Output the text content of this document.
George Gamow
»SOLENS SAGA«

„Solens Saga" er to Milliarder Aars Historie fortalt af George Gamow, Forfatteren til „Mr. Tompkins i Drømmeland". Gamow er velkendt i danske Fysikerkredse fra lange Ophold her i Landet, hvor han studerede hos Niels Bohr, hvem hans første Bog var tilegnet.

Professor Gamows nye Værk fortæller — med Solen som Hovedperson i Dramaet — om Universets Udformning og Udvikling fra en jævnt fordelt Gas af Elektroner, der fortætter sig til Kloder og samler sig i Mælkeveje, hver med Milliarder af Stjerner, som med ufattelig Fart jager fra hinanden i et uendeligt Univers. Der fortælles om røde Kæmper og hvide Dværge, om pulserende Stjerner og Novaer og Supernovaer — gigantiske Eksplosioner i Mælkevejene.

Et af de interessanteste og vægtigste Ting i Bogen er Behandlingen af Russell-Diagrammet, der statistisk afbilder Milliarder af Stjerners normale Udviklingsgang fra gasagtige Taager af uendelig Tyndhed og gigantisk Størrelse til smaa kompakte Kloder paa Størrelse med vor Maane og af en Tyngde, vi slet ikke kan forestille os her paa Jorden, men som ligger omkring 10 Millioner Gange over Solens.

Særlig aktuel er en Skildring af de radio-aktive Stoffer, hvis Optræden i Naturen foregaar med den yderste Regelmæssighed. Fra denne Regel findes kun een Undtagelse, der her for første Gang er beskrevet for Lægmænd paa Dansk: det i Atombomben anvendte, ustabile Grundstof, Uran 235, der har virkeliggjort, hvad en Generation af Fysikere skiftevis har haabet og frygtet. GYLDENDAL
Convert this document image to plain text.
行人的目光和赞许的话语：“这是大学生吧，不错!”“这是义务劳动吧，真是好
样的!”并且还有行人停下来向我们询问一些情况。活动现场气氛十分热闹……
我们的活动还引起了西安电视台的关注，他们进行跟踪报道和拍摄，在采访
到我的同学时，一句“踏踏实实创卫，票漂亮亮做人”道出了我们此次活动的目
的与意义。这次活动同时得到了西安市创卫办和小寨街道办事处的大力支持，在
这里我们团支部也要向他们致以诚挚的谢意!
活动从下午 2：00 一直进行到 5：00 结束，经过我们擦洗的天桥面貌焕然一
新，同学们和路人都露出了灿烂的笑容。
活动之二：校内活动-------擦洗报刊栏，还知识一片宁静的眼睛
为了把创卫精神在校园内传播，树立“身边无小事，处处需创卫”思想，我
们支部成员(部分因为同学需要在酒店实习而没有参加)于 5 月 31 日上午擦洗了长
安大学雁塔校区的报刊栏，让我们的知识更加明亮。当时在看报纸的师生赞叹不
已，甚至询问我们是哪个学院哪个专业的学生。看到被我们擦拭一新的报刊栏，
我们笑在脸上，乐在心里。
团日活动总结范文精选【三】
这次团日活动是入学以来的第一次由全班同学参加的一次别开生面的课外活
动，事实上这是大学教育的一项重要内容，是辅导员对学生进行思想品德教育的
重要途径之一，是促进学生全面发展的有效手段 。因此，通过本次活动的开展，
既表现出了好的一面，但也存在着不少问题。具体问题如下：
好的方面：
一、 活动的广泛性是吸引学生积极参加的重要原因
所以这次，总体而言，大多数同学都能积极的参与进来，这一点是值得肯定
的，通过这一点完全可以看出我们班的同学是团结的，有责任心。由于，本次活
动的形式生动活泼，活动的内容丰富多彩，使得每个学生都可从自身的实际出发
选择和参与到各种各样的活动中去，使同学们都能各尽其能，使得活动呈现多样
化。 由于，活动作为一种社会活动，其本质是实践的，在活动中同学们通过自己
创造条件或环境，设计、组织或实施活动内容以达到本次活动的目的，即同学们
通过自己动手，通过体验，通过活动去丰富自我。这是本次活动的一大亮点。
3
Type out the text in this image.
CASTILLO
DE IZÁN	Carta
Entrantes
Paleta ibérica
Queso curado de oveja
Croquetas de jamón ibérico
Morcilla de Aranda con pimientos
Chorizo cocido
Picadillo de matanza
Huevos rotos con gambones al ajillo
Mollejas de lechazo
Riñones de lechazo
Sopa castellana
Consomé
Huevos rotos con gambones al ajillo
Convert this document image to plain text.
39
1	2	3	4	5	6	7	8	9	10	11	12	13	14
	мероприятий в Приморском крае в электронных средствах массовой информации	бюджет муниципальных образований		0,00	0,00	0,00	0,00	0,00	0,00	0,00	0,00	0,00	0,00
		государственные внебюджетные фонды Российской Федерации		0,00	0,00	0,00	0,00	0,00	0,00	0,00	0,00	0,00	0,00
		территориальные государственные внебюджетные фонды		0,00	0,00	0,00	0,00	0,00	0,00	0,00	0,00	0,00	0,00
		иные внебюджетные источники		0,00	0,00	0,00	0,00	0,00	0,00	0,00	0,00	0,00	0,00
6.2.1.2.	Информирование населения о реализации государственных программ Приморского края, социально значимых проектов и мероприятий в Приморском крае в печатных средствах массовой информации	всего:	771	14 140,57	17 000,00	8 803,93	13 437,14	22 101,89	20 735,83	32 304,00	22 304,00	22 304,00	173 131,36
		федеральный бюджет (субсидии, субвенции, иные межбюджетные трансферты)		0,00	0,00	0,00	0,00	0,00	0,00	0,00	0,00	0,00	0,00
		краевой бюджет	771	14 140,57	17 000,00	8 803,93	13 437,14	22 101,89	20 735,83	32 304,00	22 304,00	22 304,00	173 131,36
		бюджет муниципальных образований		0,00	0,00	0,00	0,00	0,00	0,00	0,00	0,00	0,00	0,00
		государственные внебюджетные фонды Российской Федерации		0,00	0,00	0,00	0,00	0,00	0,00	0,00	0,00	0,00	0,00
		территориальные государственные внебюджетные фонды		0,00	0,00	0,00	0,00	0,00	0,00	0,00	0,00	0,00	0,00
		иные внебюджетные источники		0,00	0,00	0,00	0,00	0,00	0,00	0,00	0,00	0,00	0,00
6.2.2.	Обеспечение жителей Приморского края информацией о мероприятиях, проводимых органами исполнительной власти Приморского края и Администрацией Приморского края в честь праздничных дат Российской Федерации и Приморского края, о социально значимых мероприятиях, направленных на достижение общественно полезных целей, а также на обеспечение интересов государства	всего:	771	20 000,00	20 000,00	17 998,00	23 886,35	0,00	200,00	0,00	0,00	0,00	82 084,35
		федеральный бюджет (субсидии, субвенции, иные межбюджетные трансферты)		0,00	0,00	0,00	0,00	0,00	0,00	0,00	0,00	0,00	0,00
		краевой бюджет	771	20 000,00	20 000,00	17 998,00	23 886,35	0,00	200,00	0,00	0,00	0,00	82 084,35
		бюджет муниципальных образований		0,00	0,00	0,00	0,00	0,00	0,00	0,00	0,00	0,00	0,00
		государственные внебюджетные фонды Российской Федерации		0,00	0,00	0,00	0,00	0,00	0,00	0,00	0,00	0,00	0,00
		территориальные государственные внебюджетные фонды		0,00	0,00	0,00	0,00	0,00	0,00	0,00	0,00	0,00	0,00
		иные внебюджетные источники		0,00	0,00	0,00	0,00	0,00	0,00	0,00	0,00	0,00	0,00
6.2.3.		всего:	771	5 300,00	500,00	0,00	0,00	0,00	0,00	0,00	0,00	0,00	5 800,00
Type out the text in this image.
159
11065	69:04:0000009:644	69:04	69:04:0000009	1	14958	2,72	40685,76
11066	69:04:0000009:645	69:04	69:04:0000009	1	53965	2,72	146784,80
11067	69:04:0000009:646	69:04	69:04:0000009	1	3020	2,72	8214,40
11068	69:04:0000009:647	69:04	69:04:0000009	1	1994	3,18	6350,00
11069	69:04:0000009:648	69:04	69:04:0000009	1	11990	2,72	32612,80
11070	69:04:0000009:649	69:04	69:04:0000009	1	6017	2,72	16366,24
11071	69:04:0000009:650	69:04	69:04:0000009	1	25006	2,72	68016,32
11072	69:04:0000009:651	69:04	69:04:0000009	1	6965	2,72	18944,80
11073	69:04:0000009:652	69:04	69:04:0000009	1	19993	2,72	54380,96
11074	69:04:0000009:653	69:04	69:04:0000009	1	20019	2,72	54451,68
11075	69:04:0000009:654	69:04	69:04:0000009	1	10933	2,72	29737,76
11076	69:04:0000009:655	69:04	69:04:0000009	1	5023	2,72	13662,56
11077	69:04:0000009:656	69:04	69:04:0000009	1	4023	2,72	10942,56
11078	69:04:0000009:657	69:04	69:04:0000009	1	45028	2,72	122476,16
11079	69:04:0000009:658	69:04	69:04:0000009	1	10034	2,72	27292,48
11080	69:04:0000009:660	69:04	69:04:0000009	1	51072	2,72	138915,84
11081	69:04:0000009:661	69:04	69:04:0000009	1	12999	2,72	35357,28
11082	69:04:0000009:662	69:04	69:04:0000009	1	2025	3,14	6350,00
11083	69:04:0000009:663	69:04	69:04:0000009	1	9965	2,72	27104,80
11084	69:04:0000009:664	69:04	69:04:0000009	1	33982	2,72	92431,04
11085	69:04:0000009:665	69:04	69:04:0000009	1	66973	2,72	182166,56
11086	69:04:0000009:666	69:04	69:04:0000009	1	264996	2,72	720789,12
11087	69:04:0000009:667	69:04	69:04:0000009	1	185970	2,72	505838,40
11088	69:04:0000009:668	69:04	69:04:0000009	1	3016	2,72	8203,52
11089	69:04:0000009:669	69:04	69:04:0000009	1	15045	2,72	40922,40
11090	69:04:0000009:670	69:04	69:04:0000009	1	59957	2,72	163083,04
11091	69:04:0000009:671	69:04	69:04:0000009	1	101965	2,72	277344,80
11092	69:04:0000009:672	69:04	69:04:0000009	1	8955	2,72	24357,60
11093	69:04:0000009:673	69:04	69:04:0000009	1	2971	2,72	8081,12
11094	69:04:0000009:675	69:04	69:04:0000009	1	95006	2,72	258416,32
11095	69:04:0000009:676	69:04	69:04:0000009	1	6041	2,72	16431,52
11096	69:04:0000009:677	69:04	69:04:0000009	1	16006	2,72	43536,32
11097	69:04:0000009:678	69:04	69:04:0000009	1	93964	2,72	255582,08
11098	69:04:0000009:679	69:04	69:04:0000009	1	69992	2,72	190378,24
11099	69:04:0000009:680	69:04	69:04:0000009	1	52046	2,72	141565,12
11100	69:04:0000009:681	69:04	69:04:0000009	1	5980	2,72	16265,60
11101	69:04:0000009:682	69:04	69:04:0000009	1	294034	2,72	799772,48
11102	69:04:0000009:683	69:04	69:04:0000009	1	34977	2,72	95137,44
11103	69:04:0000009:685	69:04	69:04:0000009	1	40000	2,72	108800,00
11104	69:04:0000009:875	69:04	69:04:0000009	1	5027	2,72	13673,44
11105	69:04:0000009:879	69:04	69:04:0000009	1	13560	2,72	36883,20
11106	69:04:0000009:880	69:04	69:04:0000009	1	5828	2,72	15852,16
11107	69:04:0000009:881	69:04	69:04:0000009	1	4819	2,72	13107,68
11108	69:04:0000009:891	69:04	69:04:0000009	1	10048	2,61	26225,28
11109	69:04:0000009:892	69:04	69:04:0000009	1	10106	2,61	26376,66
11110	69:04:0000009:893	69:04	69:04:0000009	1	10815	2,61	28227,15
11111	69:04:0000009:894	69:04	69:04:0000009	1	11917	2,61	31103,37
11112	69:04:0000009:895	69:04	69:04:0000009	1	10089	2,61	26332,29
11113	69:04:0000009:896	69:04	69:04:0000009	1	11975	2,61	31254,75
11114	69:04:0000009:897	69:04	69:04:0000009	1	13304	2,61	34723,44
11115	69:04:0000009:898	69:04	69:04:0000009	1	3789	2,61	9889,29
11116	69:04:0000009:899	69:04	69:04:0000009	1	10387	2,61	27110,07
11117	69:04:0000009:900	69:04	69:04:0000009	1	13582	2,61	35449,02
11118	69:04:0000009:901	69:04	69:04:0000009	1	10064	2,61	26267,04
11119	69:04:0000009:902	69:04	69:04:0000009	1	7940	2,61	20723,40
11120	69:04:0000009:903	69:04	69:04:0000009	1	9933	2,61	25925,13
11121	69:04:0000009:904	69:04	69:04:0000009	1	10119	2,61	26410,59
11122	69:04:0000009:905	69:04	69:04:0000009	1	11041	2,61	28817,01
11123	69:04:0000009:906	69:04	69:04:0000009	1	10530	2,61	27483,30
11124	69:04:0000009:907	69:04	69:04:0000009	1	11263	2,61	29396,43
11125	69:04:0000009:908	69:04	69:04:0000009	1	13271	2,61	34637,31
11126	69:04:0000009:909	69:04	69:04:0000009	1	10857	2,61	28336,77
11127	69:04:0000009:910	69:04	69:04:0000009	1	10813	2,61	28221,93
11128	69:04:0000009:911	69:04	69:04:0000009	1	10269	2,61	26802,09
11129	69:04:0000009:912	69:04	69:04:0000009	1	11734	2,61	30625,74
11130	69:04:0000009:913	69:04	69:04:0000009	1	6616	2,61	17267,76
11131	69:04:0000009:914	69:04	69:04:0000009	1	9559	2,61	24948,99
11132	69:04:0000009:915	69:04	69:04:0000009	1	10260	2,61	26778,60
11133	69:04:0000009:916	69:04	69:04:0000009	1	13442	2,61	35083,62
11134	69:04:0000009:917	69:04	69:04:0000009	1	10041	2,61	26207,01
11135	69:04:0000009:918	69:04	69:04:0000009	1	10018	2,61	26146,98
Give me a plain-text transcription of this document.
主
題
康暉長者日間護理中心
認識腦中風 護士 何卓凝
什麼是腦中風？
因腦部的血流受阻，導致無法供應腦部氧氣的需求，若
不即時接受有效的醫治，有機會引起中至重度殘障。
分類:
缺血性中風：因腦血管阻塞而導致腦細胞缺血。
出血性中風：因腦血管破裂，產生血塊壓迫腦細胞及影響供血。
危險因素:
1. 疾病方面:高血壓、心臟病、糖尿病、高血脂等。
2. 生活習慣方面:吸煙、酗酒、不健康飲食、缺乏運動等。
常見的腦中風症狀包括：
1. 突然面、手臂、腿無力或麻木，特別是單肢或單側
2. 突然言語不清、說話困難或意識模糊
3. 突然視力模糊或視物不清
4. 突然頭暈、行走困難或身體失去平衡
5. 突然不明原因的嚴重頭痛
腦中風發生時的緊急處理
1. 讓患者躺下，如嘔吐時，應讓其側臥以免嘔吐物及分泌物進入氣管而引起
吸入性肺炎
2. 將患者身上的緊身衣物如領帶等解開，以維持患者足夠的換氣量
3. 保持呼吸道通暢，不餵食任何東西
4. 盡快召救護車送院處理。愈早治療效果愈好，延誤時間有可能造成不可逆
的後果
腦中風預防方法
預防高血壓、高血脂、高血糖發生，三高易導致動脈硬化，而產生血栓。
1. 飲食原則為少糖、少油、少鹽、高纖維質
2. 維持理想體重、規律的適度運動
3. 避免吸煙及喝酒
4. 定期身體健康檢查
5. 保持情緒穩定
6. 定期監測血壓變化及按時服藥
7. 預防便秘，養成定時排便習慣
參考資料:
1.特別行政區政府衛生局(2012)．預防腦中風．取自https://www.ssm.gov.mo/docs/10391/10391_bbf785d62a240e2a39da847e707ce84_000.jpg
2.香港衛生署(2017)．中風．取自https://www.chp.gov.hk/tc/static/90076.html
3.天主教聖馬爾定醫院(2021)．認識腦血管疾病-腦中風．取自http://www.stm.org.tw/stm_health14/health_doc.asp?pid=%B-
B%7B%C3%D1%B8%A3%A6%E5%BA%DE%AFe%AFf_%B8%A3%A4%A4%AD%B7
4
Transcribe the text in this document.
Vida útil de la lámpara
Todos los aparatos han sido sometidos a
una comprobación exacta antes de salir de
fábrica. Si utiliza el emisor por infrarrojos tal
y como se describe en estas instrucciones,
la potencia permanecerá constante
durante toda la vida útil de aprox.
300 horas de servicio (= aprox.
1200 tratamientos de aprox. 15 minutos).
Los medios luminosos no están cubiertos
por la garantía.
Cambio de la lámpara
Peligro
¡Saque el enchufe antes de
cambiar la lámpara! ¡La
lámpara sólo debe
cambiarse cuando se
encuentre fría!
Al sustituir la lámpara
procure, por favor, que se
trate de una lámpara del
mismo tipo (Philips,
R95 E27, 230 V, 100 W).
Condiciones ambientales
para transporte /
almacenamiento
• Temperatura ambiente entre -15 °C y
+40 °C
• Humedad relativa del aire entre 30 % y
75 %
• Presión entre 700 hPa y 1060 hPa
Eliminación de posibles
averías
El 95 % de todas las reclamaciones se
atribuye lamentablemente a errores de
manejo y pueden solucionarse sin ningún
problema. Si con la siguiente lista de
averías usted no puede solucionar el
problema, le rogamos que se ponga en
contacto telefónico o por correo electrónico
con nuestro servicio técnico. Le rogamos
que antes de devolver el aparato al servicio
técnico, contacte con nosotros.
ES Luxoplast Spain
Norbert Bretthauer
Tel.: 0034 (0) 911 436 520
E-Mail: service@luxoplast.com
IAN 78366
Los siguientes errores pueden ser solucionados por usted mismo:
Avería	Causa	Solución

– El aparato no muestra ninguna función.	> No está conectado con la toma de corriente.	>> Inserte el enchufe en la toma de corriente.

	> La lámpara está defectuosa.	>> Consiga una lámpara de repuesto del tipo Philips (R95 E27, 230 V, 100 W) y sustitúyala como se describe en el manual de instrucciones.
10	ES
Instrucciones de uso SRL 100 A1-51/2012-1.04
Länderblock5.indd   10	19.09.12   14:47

####################

- Task brief -
Find each line holding the word "servicio" and copy it.

- Solution to this task -
300 horas de servicio (= aprox.
con nuestro servicio técnico. Le rogamos
que antes de devolver el aparato al servicio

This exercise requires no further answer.